WRITTEN EXERCISE: Print the listing below in its entirety, character for character.
### ENTRIES PROVIDED
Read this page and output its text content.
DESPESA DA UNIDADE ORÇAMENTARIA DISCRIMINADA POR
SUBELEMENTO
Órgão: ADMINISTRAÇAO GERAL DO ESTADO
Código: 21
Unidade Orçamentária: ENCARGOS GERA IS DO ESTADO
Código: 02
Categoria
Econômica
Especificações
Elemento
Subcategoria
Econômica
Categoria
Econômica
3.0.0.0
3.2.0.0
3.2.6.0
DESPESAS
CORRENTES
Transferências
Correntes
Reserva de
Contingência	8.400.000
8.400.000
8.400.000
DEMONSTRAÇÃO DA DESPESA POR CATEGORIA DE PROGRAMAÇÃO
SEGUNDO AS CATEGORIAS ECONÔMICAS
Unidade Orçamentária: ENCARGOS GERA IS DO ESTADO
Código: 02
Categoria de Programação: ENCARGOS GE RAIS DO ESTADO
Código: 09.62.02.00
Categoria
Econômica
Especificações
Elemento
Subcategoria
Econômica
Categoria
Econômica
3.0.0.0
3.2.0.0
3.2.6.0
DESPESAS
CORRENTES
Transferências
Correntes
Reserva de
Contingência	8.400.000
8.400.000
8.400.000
######
REPLY:
Read this page and output its text content.
DESPESA DA UNIDADE ORÇAMENTARIA DISCRIMINADA POR
SUBELEMENTO
Órgão: ADMINISTRAÇAO GERAL DO ESTADO
Código: 21
Unidade Orçamentária: ENCARGOS GERA IS DO ESTADO
Código: 02
Categoria
Econômica
Especificações
Elemento
Subcategoria
Econômica
Categoria
Econômica
3.0.0.0
3.2.0.0
3.2.6.0
DESPESAS
CORRENTES
Transferências
Correntes
Reserva de
Contingência	8.400.000
8.400.000
8.400.000
DEMONSTRAÇÃO DA DESPESA POR CATEGORIA DE PROGRAMAÇÃO
SEGUNDO AS CATEGORIAS ECONÔMICAS
Unidade Orçamentária: ENCARGOS GERA IS DO ESTADO
Código: 02
Categoria de Programação: ENCARGOS GE RAIS DO ESTADO
Código: 09.62.02.00
Categoria
Econômica
Especificações
Elemento
Subcategoria
Econômica
Categoria
Econômica
3.0.0.0
3.2.0.0
3.2.6.0
DESPESAS
CORRENTES
Transferências
Correntes
Reserva de
Contingência	8.400.000
8.400.000
8.400.000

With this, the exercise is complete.